Pick out every line in the data below that holds "icon".

####################

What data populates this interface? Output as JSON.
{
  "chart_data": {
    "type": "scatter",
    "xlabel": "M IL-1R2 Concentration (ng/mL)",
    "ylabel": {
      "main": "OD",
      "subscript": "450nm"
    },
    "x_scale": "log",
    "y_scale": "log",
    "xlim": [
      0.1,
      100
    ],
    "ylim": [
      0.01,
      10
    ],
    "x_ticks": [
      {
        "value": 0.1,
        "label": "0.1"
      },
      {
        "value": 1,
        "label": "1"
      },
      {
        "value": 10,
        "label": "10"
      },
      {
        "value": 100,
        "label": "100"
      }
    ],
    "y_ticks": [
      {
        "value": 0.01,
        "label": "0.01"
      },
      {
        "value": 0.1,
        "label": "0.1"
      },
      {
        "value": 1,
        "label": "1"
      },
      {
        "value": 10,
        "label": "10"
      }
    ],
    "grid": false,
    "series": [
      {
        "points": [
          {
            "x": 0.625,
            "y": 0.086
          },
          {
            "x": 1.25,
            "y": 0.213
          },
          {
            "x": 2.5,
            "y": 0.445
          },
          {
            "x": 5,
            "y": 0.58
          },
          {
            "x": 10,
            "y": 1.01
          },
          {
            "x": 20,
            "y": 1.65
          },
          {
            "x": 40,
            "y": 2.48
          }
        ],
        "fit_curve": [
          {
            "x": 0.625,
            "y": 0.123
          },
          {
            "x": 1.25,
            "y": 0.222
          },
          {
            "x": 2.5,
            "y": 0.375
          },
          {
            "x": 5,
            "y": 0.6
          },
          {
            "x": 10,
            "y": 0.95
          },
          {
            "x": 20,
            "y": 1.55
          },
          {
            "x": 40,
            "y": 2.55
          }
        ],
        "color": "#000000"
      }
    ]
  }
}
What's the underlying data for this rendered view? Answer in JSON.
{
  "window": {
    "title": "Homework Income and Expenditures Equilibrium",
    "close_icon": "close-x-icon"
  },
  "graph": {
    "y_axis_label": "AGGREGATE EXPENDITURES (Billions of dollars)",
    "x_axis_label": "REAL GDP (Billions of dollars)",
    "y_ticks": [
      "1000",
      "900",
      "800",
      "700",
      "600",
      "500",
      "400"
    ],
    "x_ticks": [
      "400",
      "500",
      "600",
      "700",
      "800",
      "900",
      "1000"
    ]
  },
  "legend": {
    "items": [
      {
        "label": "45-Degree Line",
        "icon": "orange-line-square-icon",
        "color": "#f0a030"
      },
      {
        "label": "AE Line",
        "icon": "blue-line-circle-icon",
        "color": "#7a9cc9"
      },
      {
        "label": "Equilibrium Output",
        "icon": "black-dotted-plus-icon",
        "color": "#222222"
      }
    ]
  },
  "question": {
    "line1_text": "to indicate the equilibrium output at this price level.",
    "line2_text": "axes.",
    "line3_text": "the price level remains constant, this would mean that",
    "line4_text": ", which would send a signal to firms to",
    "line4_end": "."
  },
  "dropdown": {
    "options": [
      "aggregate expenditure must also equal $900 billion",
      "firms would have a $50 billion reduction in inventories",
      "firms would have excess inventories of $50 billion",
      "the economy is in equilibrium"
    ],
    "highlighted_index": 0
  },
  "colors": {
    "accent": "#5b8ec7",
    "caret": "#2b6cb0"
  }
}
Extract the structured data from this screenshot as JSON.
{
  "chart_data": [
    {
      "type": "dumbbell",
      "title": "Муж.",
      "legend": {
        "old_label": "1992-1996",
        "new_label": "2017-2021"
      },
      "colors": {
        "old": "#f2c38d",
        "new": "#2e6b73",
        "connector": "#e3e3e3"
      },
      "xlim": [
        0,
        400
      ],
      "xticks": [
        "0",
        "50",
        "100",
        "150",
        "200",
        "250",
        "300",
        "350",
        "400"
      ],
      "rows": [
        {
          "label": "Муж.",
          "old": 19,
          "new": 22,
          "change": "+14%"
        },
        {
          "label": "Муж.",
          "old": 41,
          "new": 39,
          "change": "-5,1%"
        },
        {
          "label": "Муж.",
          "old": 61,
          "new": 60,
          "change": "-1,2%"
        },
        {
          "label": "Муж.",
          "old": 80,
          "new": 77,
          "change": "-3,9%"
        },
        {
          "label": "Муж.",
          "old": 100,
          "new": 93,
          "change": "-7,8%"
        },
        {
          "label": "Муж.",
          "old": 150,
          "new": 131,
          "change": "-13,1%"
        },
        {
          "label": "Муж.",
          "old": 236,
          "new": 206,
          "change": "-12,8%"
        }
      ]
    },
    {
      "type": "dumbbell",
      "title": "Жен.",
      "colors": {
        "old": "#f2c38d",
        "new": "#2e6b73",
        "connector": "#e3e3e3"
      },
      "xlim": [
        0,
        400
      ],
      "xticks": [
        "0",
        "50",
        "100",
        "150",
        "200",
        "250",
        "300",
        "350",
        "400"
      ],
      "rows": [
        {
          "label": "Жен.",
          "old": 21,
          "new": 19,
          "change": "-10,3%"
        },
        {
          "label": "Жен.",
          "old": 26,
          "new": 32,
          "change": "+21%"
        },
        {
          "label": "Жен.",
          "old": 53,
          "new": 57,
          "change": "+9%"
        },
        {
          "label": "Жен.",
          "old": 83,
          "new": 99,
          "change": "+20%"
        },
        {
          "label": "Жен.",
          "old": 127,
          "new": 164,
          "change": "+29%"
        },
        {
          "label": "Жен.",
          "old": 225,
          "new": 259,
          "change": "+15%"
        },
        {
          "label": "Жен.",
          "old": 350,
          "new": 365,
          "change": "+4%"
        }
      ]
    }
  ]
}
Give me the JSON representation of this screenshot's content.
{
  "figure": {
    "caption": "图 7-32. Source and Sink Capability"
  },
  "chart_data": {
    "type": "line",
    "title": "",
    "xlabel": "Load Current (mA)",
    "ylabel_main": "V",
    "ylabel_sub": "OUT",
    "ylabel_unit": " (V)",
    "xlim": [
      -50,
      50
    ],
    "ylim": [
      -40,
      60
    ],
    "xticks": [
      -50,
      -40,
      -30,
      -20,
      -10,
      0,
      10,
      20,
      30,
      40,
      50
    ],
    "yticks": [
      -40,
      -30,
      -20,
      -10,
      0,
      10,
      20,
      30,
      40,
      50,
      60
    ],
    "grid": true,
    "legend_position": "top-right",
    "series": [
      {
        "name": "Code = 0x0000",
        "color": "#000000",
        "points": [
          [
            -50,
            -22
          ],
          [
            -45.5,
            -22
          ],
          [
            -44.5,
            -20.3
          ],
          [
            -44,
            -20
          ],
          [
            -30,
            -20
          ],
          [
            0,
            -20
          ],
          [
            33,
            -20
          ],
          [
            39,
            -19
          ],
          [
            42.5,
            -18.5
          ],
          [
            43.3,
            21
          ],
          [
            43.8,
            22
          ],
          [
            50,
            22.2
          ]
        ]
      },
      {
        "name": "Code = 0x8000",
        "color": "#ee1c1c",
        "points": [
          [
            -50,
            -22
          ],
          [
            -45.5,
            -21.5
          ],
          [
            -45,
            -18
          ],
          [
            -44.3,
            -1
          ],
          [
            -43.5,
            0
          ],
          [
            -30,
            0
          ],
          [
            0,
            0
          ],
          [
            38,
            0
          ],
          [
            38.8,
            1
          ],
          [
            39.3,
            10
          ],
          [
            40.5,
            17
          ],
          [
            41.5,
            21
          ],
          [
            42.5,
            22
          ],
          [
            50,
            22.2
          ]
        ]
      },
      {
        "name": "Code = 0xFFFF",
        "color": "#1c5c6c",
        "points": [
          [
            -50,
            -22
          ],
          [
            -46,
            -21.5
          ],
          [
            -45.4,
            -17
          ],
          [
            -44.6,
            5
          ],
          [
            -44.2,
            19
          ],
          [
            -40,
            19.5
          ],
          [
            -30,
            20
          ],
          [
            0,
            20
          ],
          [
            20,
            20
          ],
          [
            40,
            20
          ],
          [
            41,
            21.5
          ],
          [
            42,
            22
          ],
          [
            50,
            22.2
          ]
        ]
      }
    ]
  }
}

####################

## Response:
    "close_icon": "close-x-icon"
        "icon": "orange-line-square-icon",
        "icon": "blue-line-circle-icon",
        "icon": "black-dotted-plus-icon",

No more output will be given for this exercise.